# [Aim of the task]
Write out every line of the material exactly as it appears.

# [Data records]
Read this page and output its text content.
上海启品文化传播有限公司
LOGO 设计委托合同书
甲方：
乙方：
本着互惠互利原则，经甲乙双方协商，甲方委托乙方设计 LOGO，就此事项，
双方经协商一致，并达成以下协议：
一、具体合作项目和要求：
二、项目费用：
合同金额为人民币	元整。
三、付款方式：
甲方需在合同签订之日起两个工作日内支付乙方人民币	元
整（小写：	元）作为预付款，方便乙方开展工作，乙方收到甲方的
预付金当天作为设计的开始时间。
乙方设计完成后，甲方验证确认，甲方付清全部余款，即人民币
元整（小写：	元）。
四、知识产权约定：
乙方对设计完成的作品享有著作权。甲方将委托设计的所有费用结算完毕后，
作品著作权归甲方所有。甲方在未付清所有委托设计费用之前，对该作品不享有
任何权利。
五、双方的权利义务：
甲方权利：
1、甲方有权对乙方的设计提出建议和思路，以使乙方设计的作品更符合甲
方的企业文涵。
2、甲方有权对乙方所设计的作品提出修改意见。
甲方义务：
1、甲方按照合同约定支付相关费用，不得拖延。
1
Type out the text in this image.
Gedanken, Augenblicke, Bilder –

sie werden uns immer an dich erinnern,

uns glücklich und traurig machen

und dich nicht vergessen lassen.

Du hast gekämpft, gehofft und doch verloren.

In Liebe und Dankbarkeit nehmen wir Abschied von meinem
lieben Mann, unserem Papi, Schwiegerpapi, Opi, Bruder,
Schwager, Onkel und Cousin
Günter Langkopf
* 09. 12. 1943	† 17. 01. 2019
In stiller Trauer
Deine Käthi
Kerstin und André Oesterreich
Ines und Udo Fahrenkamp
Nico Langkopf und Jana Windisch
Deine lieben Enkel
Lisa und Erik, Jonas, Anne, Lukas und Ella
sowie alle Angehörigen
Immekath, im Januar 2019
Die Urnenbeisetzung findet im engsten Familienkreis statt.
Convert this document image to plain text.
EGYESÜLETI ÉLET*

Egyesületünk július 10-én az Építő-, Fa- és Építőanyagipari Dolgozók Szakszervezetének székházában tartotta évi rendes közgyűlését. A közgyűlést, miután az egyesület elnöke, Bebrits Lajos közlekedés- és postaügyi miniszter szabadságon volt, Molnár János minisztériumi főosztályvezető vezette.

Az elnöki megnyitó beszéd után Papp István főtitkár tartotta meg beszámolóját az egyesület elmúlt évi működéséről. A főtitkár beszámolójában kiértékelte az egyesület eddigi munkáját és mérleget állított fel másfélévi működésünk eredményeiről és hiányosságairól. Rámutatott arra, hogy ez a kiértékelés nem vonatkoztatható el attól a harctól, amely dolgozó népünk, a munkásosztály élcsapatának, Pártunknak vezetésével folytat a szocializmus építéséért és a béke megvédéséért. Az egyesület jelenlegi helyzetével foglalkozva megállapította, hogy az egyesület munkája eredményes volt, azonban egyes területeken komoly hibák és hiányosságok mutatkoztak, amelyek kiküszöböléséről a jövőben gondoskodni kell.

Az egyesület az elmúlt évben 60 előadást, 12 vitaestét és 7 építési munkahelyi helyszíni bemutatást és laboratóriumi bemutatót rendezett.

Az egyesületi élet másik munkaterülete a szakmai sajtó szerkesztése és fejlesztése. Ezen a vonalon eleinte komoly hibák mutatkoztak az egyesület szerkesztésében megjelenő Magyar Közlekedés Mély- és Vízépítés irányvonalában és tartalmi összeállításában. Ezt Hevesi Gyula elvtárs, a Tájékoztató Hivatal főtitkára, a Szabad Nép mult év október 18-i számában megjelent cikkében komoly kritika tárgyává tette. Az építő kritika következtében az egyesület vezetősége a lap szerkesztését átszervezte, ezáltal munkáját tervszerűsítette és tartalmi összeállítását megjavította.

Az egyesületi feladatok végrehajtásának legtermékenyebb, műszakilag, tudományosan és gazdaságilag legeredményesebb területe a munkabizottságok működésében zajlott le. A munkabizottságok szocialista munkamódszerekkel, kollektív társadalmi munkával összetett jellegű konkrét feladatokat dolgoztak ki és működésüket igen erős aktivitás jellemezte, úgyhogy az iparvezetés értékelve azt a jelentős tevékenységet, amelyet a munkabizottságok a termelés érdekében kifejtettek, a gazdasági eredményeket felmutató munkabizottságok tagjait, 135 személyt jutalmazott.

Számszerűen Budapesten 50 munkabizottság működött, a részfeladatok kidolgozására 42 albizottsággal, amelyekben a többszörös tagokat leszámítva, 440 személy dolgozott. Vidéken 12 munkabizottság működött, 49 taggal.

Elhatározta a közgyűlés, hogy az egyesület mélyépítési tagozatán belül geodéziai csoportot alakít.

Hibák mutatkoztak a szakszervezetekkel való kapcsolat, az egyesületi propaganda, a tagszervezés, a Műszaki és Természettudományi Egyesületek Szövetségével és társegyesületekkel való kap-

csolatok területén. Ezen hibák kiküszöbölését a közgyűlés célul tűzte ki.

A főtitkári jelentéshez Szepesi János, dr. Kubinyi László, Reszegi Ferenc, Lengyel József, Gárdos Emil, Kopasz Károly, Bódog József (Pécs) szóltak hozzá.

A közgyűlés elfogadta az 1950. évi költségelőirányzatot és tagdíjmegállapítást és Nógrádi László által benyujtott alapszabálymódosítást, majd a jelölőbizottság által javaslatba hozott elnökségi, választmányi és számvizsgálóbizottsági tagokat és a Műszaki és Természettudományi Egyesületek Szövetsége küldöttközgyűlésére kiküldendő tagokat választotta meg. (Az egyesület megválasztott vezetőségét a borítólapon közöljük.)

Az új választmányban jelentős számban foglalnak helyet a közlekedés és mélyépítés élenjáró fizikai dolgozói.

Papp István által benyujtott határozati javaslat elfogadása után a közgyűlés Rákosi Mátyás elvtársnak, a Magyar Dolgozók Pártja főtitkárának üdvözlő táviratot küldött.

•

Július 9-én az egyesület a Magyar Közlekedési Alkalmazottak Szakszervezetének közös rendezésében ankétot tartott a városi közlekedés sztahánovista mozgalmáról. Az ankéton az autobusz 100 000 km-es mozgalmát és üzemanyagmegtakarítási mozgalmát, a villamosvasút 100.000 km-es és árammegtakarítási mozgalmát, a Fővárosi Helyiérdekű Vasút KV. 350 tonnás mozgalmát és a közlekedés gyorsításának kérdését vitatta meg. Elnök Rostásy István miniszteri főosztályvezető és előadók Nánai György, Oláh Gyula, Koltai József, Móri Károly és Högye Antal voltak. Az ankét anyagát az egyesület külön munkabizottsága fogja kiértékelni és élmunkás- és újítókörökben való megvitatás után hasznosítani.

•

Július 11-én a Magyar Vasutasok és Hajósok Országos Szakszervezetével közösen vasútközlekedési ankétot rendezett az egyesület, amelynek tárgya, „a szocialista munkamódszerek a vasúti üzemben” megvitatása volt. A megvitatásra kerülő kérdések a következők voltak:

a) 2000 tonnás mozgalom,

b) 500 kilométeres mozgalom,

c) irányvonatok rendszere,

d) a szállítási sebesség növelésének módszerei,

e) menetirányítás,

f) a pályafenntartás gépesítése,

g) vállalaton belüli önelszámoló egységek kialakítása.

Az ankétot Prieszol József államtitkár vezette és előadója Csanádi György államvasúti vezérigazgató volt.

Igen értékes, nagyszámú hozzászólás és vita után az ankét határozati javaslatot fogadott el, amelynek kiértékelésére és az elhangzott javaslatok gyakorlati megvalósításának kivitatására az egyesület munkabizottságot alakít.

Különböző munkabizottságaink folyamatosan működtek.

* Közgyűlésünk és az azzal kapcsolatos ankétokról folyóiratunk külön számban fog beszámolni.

# [Solution for this task]
Read this page and output its text content.
上海启品文化传播有限公司
LOGO 设计委托合同书
甲方：
乙方：
本着互惠互利原则，经甲乙双方协商，甲方委托乙方设计 LOGO，就此事项，
双方经协商一致，并达成以下协议：
一、具体合作项目和要求：
二、项目费用：
合同金额为人民币	元整。
三、付款方式：
甲方需在合同签订之日起两个工作日内支付乙方人民币	元
整（小写：	元）作为预付款，方便乙方开展工作，乙方收到甲方的
预付金当天作为设计的开始时间。
乙方设计完成后，甲方验证确认，甲方付清全部余款，即人民币
元整（小写：	元）。
四、知识产权约定：
乙方对设计完成的作品享有著作权。甲方将委托设计的所有费用结算完毕后，
作品著作权归甲方所有。甲方在未付清所有委托设计费用之前，对该作品不享有
任何权利。
五、双方的权利义务：
甲方权利：
1、甲方有权对乙方的设计提出建议和思路，以使乙方设计的作品更符合甲
方的企业文涵。
2、甲方有权对乙方所设计的作品提出修改意见。
甲方义务：
1、甲方按照合同约定支付相关费用，不得拖延。
1
Type out the text in this image.
Gedanken, Augenblicke, Bilder –

sie werden uns immer an dich erinnern,

uns glücklich und traurig machen

und dich nicht vergessen lassen.

Du hast gekämpft, gehofft und doch verloren.

In Liebe und Dankbarkeit nehmen wir Abschied von meinem
lieben Mann, unserem Papi, Schwiegerpapi, Opi, Bruder,
Schwager, Onkel und Cousin
Günter Langkopf
* 09. 12. 1943	† 17. 01. 2019
In stiller Trauer
Deine Käthi
Kerstin und André Oesterreich
Ines und Udo Fahrenkamp
Nico Langkopf und Jana Windisch
Deine lieben Enkel
Lisa und Erik, Jonas, Anne, Lukas und Ella
sowie alle Angehörigen
Immekath, im Januar 2019
Die Urnenbeisetzung findet im engsten Familienkreis statt.
Convert this document image to plain text.
EGYESÜLETI ÉLET*

Egyesületünk július 10-én az Építő-, Fa- és Építőanyagipari Dolgozók Szakszervezetének székházában tartotta évi rendes közgyűlését. A közgyűlést, miután az egyesület elnöke, Bebrits Lajos közlekedés- és postaügyi miniszter szabadságon volt, Molnár János minisztériumi főosztályvezető vezette.

Az elnöki megnyitó beszéd után Papp István főtitkár tartotta meg beszámolóját az egyesület elmúlt évi működéséről. A főtitkár beszámolójában kiértékelte az egyesület eddigi munkáját és mérleget állított fel másfélévi működésünk eredményeiről és hiányosságairól. Rámutatott arra, hogy ez a kiértékelés nem vonatkoztatható el attól a harctól, amely dolgozó népünk, a munkásosztály élcsapatának, Pártunknak vezetésével folytat a szocializmus építéséért és a béke megvédéséért. Az egyesület jelenlegi helyzetével foglalkozva megállapította, hogy az egyesület munkája eredményes volt, azonban egyes területeken komoly hibák és hiányosságok mutatkoztak, amelyek kiküszöböléséről a jövőben gondoskodni kell.

Az egyesület az elmúlt évben 60 előadást, 12 vitaestét és 7 építési munkahelyi helyszíni bemutatást és laboratóriumi bemutatót rendezett.

Az egyesületi élet másik munkaterülete a szakmai sajtó szerkesztése és fejlesztése. Ezen a vonalon eleinte komoly hibák mutatkoztak az egyesület szerkesztésében megjelenő Magyar Közlekedés Mély- és Vízépítés irányvonalában és tartalmi összeállításában. Ezt Hevesi Gyula elvtárs, a Tájékoztató Hivatal főtitkára, a Szabad Nép mult év október 18-i számában megjelent cikkében komoly kritika tárgyává tette. Az építő kritika következtében az egyesület vezetősége a lap szerkesztését átszervezte, ezáltal munkáját tervszerűsítette és tartalmi összeállítását megjavította.

Az egyesületi feladatok végrehajtásának legtermékenyebb, műszakilag, tudományosan és gazdaságilag legeredményesebb területe a munkabizottságok működésében zajlott le. A munkabizottságok szocialista munkamódszerekkel, kollektív társadalmi munkával összetett jellegű konkrét feladatokat dolgoztak ki és működésüket igen erős aktivitás jellemezte, úgyhogy az iparvezetés értékelve azt a jelentős tevékenységet, amelyet a munkabizottságok a termelés érdekében kifejtettek, a gazdasági eredményeket felmutató munkabizottságok tagjait, 135 személyt jutalmazott.

Számszerűen Budapesten 50 munkabizottság működött, a részfeladatok kidolgozására 42 albizottsággal, amelyekben a többszörös tagokat leszámítva, 440 személy dolgozott. Vidéken 12 munkabizottság működött, 49 taggal.

Elhatározta a közgyűlés, hogy az egyesület mélyépítési tagozatán belül geodéziai csoportot alakít.

Hibák mutatkoztak a szakszervezetekkel való kapcsolat, az egyesületi propaganda, a tagszervezés, a Műszaki és Természettudományi Egyesületek Szövetségével és társegyesületekkel való kap-

csolatok területén. Ezen hibák kiküszöbölését a közgyűlés célul tűzte ki.

A főtitkári jelentéshez Szepesi János, dr. Kubinyi László, Reszegi Ferenc, Lengyel József, Gárdos Emil, Kopasz Károly, Bódog József (Pécs) szóltak hozzá.

A közgyűlés elfogadta az 1950. évi költségelőirányzatot és tagdíjmegállapítást és Nógrádi László által benyujtott alapszabálymódosítást, majd a jelölőbizottság által javaslatba hozott elnökségi, választmányi és számvizsgálóbizottsági tagokat és a Műszaki és Természettudományi Egyesületek Szövetsége küldöttközgyűlésére kiküldendő tagokat választotta meg. (Az egyesület megválasztott vezetőségét a borítólapon közöljük.)

Az új választmányban jelentős számban foglalnak helyet a közlekedés és mélyépítés élenjáró fizikai dolgozói.

Papp István által benyujtott határozati javaslat elfogadása után a közgyűlés Rákosi Mátyás elvtársnak, a Magyar Dolgozók Pártja főtitkárának üdvözlő táviratot küldött.

•

Július 9-én az egyesület a Magyar Közlekedési Alkalmazottak Szakszervezetének közös rendezésében ankétot tartott a városi közlekedés sztahánovista mozgalmáról. Az ankéton az autobusz 100 000 km-es mozgalmát és üzemanyagmegtakarítási mozgalmát, a villamosvasút 100.000 km-es és árammegtakarítási mozgalmát, a Fővárosi Helyiérdekű Vasút KV. 350 tonnás mozgalmát és a közlekedés gyorsításának kérdését vitatta meg. Elnök Rostásy István miniszteri főosztályvezető és előadók Nánai György, Oláh Gyula, Koltai József, Móri Károly és Högye Antal voltak. Az ankét anyagát az egyesület külön munkabizottsága fogja kiértékelni és élmunkás- és újítókörökben való megvitatás után hasznosítani.

•

Július 11-én a Magyar Vasutasok és Hajósok Országos Szakszervezetével közösen vasútközlekedési ankétot rendezett az egyesület, amelynek tárgya, „a szocialista munkamódszerek a vasúti üzemben” megvitatása volt. A megvitatásra kerülő kérdések a következők voltak:

a) 2000 tonnás mozgalom,

b) 500 kilométeres mozgalom,

c) irányvonatok rendszere,

d) a szállítási sebesség növelésének módszerei,

e) menetirányítás,

f) a pályafenntartás gépesítése,

g) vállalaton belüli önelszámoló egységek kialakítása.

Az ankétot Prieszol József államtitkár vezette és előadója Csanádi György államvasúti vezérigazgató volt.

Igen értékes, nagyszámú hozzászólás és vita után az ankét határozati javaslatot fogadott el, amelynek kiértékelésére és az elhangzott javaslatok gyakorlati megvalósításának kivitatására az egyesület munkabizottságot alakít.

Különböző munkabizottságaink folyamatosan működtek.

* Közgyűlésünk és az azzal kapcsolatos ankétokról folyóiratunk külön számban fog beszámolni.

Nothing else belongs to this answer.